%%

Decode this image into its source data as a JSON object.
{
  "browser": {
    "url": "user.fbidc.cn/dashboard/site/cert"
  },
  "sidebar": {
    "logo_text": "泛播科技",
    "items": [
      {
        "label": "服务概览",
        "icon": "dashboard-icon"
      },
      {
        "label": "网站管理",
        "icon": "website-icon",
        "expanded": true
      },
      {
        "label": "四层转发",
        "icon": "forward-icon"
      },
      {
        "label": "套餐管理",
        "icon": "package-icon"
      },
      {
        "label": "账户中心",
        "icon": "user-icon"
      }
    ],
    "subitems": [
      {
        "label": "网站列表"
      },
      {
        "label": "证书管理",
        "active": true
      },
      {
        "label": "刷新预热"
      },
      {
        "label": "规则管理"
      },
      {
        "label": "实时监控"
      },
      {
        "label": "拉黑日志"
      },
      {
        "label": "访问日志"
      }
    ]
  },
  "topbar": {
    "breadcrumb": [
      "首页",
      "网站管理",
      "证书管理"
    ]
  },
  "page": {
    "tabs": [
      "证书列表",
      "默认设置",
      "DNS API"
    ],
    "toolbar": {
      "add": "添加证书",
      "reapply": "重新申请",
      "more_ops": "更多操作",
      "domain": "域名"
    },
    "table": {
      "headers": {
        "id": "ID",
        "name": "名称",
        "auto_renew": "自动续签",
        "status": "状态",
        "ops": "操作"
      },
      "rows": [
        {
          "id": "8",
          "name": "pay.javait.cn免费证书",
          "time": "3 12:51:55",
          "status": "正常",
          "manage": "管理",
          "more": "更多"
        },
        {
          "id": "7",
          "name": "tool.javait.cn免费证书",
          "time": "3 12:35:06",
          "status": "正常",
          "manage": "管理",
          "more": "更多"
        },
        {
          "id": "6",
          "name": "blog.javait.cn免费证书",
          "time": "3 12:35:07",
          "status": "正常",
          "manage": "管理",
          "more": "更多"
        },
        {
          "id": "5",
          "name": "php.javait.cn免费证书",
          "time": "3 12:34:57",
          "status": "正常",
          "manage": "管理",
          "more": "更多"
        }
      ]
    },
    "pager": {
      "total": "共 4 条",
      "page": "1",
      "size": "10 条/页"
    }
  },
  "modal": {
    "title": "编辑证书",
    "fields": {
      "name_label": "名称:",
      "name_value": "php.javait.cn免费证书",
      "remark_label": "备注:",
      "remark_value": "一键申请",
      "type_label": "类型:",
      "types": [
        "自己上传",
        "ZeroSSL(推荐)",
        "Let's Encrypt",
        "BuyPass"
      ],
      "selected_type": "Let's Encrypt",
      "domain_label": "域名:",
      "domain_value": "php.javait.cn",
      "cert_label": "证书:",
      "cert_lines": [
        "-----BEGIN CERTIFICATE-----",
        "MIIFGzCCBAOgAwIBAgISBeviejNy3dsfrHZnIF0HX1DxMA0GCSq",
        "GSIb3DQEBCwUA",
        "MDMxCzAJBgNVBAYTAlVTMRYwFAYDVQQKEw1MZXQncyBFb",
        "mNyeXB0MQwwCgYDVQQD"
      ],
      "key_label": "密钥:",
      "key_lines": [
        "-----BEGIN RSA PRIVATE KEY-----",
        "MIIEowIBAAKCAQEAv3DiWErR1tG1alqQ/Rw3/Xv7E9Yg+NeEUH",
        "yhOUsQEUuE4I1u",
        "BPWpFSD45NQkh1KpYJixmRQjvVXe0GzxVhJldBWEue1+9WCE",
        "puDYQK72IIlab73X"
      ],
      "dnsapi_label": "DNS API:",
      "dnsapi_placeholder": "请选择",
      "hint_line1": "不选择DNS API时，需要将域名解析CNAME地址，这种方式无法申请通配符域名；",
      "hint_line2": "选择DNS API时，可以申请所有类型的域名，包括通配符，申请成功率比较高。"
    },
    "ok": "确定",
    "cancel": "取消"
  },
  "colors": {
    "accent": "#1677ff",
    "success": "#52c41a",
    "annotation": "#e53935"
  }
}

%%

**Task description:** Retype the data in full and match it exactly.

**Output of the exercise:**
Decode this image into its source data as a JSON object.
{
  "browser": {
    "url": "user.fbidc.cn/dashboard/site/cert"
  },
  "sidebar": {
    "logo_text": "泛播科技",
    "items": [
      {
        "label": "服务概览",
        "icon": "dashboard-icon"
      },
      {
        "label": "网站管理",
        "icon": "website-icon",
        "expanded": true
      },
      {
        "label": "四层转发",
        "icon": "forward-icon"
      },
      {
        "label": "套餐管理",
        "icon": "package-icon"
      },
      {
        "label": "账户中心",
        "icon": "user-icon"
      }
    ],
    "subitems": [
      {
        "label": "网站列表"
      },
      {
        "label": "证书管理",
        "active": true
      },
      {
        "label": "刷新预热"
      },
      {
        "label": "规则管理"
      },
      {
        "label": "实时监控"
      },
      {
        "label": "拉黑日志"
      },
      {
        "label": "访问日志"
      }
    ]
  },
  "topbar": {
    "breadcrumb": [
      "首页",
      "网站管理",
      "证书管理"
    ]
  },
  "page": {
    "tabs": [
      "证书列表",
      "默认设置",
      "DNS API"
    ],
    "toolbar": {
      "add": "添加证书",
      "reapply": "重新申请",
      "more_ops": "更多操作",
      "domain": "域名"
    },
    "table": {
      "headers": {
        "id": "ID",
        "name": "名称",
        "auto_renew": "自动续签",
        "status": "状态",
        "ops": "操作"
      },
      "rows": [
        {
          "id": "8",
          "name": "pay.javait.cn免费证书",
          "time": "3 12:51:55",
          "status": "正常",
          "manage": "管理",
          "more": "更多"
        },
        {
          "id": "7",
          "name": "tool.javait.cn免费证书",
          "time": "3 12:35:06",
          "status": "正常",
          "manage": "管理",
          "more": "更多"
        },
        {
          "id": "6",
          "name": "blog.javait.cn免费证书",
          "time": "3 12:35:07",
          "status": "正常",
          "manage": "管理",
          "more": "更多"
        },
        {
          "id": "5",
          "name": "php.javait.cn免费证书",
          "time": "3 12:34:57",
          "status": "正常",
          "manage": "管理",
          "more": "更多"
        }
      ]
    },
    "pager": {
      "total": "共 4 条",
      "page": "1",
      "size": "10 条/页"
    }
  },
  "modal": {
    "title": "编辑证书",
    "fields": {
      "name_label": "名称:",
      "name_value": "php.javait.cn免费证书",
      "remark_label": "备注:",
      "remark_value": "一键申请",
      "type_label": "类型:",
      "types": [
        "自己上传",
        "ZeroSSL(推荐)",
        "Let's Encrypt",
        "BuyPass"
      ],
      "selected_type": "Let's Encrypt",
      "domain_label": "域名:",
      "domain_value": "php.javait.cn",
      "cert_label": "证书:",
      "cert_lines": [
        "-----BEGIN CERTIFICATE-----",
        "MIIFGzCCBAOgAwIBAgISBeviejNy3dsfrHZnIF0HX1DxMA0GCSq",
        "GSIb3DQEBCwUA",
        "MDMxCzAJBgNVBAYTAlVTMRYwFAYDVQQKEw1MZXQncyBFb",
        "mNyeXB0MQwwCgYDVQQD"
      ],
      "key_label": "密钥:",
      "key_lines": [
        "-----BEGIN RSA PRIVATE KEY-----",
        "MIIEowIBAAKCAQEAv3DiWErR1tG1alqQ/Rw3/Xv7E9Yg+NeEUH",
        "yhOUsQEUuE4I1u",
        "BPWpFSD45NQkh1KpYJixmRQjvVXe0GzxVhJldBWEue1+9WCE",
        "puDYQK72IIlab73X"
      ],
      "dnsapi_label": "DNS API:",
      "dnsapi_placeholder": "请选择",
      "hint_line1": "不选择DNS API时，需要将域名解析CNAME地址，这种方式无法申请通配符域名；",
      "hint_line2": "选择DNS API时，可以申请所有类型的域名，包括通配符，申请成功率比较高。"
    },
    "ok": "确定",
    "cancel": "取消"
  },
  "colors": {
    "accent": "#1677ff",
    "success": "#52c41a",
    "annotation": "#e53935"
  }
}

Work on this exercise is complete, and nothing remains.